§ **YOUR TASK**: Drop the pictures; give again exactly the lines from the one holding "Output a JSON" through the end of the data.

§ **Stored entries**:
-- -- --

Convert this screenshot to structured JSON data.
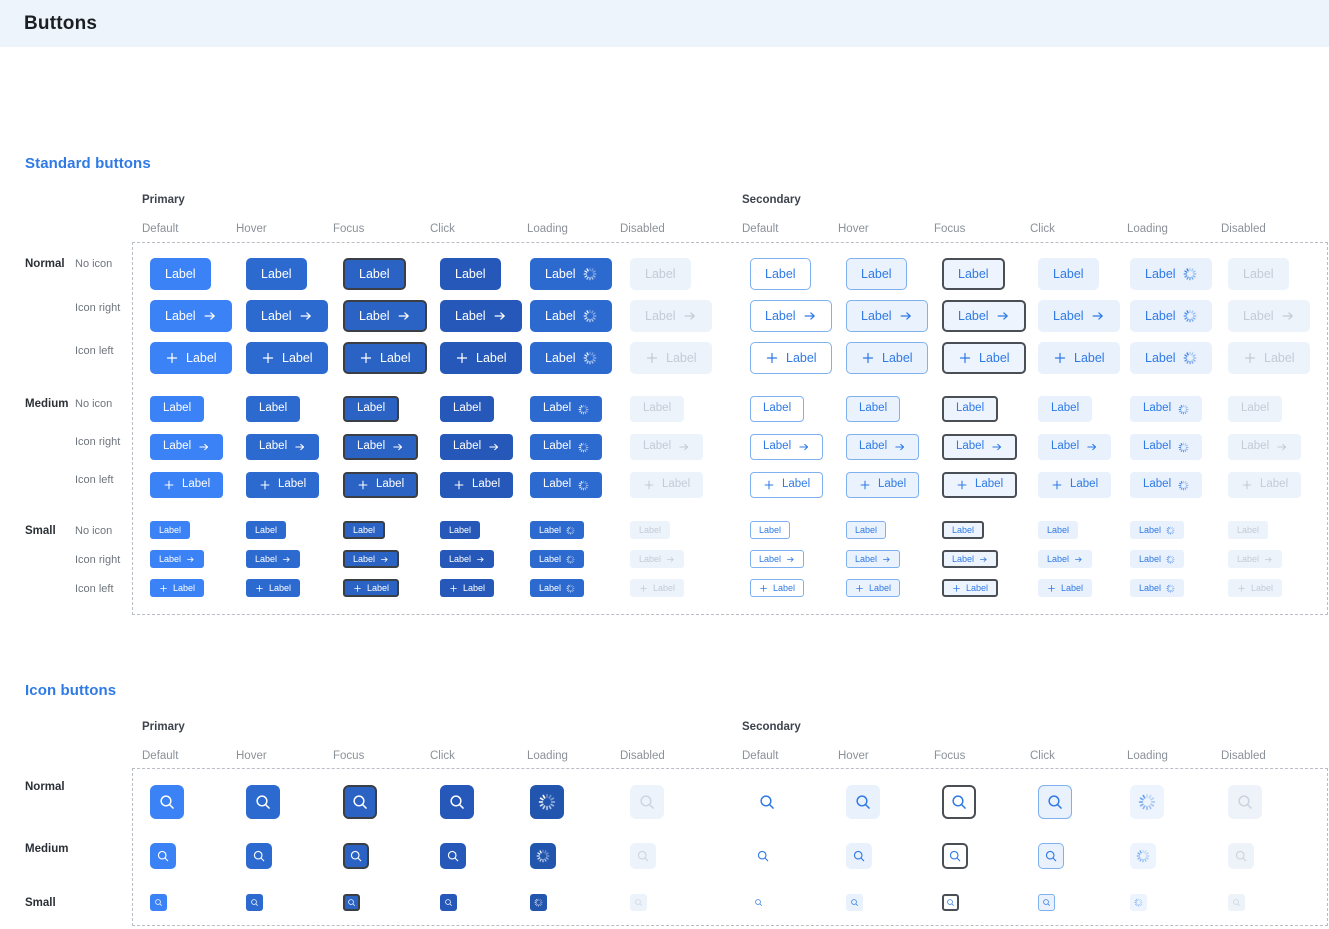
{
  "header": {
    "title": "Buttons"
  },
  "colors": {
    "accent": "#2f7ae5",
    "primary_default": "#3b82f6",
    "primary_hover": "#2d6ad0",
    "primary_focus_outline": "#3a3f45",
    "primary_click": "#2558b8",
    "disabled_bg": "#edf3fb",
    "disabled_text": "#c3cbd6",
    "secondary_border": "#7fb0f0",
    "secondary_tint": "#e9f1fd",
    "header_bg": "#eef4fc",
    "dashed_border": "#b9bec5"
  },
  "sections": [
    {
      "id": "standard",
      "title": "Standard buttons",
      "groups": [
        "Primary",
        "Secondary"
      ],
      "states": [
        "Default",
        "Hover",
        "Focus",
        "Click",
        "Loading",
        "Disabled"
      ],
      "sizes": [
        "Normal",
        "Medium",
        "Small"
      ],
      "variants": [
        "No icon",
        "Icon right",
        "Icon left"
      ],
      "button_label": "Label",
      "icons": {
        "right": "arrow-right-icon",
        "left": "plus-icon",
        "loading": "spinner-icon"
      }
    },
    {
      "id": "icon",
      "title": "Icon buttons",
      "groups": [
        "Primary",
        "Secondary"
      ],
      "states": [
        "Default",
        "Hover",
        "Focus",
        "Click",
        "Loading",
        "Disabled"
      ],
      "sizes": [
        "Normal",
        "Medium",
        "Small"
      ],
      "icons": {
        "glyph": "search-icon",
        "loading": "spinner-icon"
      }
    }
  ]
}
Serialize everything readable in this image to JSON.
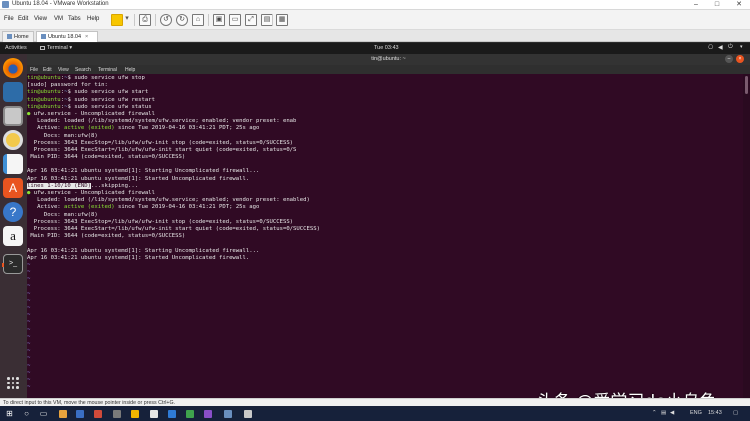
{
  "vm": {
    "window_title": "Ubuntu 18.04 - VMware Workstation",
    "menu": [
      "File",
      "Edit",
      "View",
      "VM",
      "Tabs",
      "Help"
    ],
    "tabs": [
      {
        "label": "Home"
      },
      {
        "label": "Ubuntu 18.04"
      }
    ],
    "status_message": "To direct input to this VM, move the mouse pointer inside or press Ctrl+G."
  },
  "ubuntu": {
    "activities": "Activities",
    "app_menu": "Terminal",
    "clock": "Tue 03:43"
  },
  "terminal": {
    "title": "tin@ubuntu: ~",
    "menu": [
      "File",
      "Edit",
      "View",
      "Search",
      "Terminal",
      "Help"
    ],
    "prompt_user": "tin@ubuntu",
    "prompt_path": "~",
    "lines": {
      "cmd1": "sudo service ufw stop",
      "sudo_prompt": "[sudo] password for tin:",
      "cmd2": "sudo service ufw start",
      "cmd3": "sudo service ufw restart",
      "cmd4": "sudo service ufw status",
      "svc1_head": "ufw.service - Uncomplicated firewall",
      "svc1_loaded": "   Loaded: loaded (/lib/systemd/system/ufw.service; enabled; vendor preset: enab",
      "svc1_active_pre": "   Active: ",
      "svc1_active_state": "active (exited)",
      "svc1_active_post": " since Tue 2019-04-16 03:41:21 PDT; 25s ago",
      "svc1_docs": "     Docs: man:ufw(8)",
      "svc1_proc1": "  Process: 3643 ExecStop=/lib/ufw/ufw-init stop (code=exited, status=0/SUCCESS)",
      "svc1_proc2": "  Process: 3644 ExecStart=/lib/ufw/ufw-init start quiet (code=exited, status=0/S",
      "svc1_pid": " Main PID: 3644 (code=exited, status=0/SUCCESS)",
      "log1": "Apr 16 03:41:21 ubuntu systemd[1]: Starting Uncomplicated firewall...",
      "log2": "Apr 16 03:41:21 ubuntu systemd[1]: Started Uncomplicated firewall.",
      "pager_status": "lines 1-10/10 (END)",
      "pager_skip": "...skipping...",
      "svc2_head": "ufw.service - Uncomplicated firewall",
      "svc2_loaded": "   Loaded: loaded (/lib/systemd/system/ufw.service; enabled; vendor preset: enabled)",
      "svc2_active_pre": "   Active: ",
      "svc2_active_state": "active (exited)",
      "svc2_active_post": " since Tue 2019-04-16 03:41:21 PDT; 25s ago",
      "svc2_docs": "     Docs: man:ufw(8)",
      "svc2_proc1": "  Process: 3643 ExecStop=/lib/ufw/ufw-init stop (code=exited, status=0/SUCCESS)",
      "svc2_proc2": "  Process: 3644 ExecStart=/lib/ufw/ufw-init start quiet (code=exited, status=0/SUCCESS)",
      "svc2_pid": " Main PID: 3644 (code=exited, status=0/SUCCESS)",
      "log3": "Apr 16 03:41:21 ubuntu systemd[1]: Starting Uncomplicated firewall...",
      "log4": "Apr 16 03:41:21 ubuntu systemd[1]: Started Uncomplicated firewall."
    },
    "tilde": "~"
  },
  "watermark": "头条 @爱学习de小乌龟",
  "taskbar": {
    "lang": "ENG",
    "time": "15:43"
  },
  "colors": {
    "terminal_bg": "#300a24",
    "prompt_green": "#8ae234",
    "ubuntu_orange": "#e95420"
  }
}
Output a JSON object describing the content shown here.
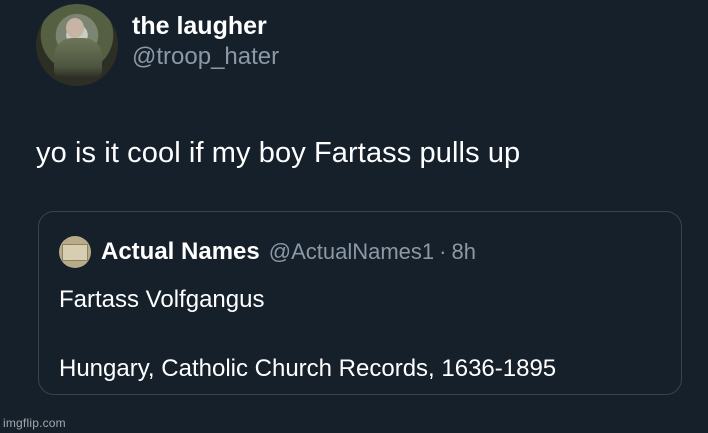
{
  "tweet": {
    "author": {
      "display_name": "the laugher",
      "handle": "@troop_hater",
      "avatar_icon": "soldier-profile-photo"
    },
    "text": "yo is it cool if my boy Fartass pulls up",
    "quoted_tweet": {
      "avatar_icon": "old-document-avatar",
      "display_name": "Actual Names",
      "handle": "@ActualNames1",
      "separator": "·",
      "time": "8h",
      "line1": "Fartass Volfgangus",
      "line2": "Hungary, Catholic Church Records, 1636-1895"
    }
  },
  "watermark": "imgflip.com",
  "colors": {
    "background": "#15202b",
    "primary_text": "#ffffff",
    "secondary_text": "#8b98a5",
    "border": "#38444d"
  }
}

-- -- --

§ **COMPLETE ANSWER**:
Output a JSON object describing the content shown here.
{
  "tweet": {
    "author": {
      "display_name": "the laugher",
      "handle": "@troop_hater",
      "avatar_icon": "soldier-profile-photo"
    },
    "text": "yo is it cool if my boy Fartass pulls up",
    "quoted_tweet": {
      "avatar_icon": "old-document-avatar",
      "display_name": "Actual Names",
      "handle": "@ActualNames1",
      "separator": "·",
      "time": "8h",
      "line1": "Fartass Volfgangus",
      "line2": "Hungary, Catholic Church Records, 1636-1895"
    }
  },
  "watermark": "imgflip.com",
  "colors": {
    "background": "#15202b",
    "primary_text": "#ffffff",
    "secondary_text": "#8b98a5",
    "border": "#38444d"
  }
}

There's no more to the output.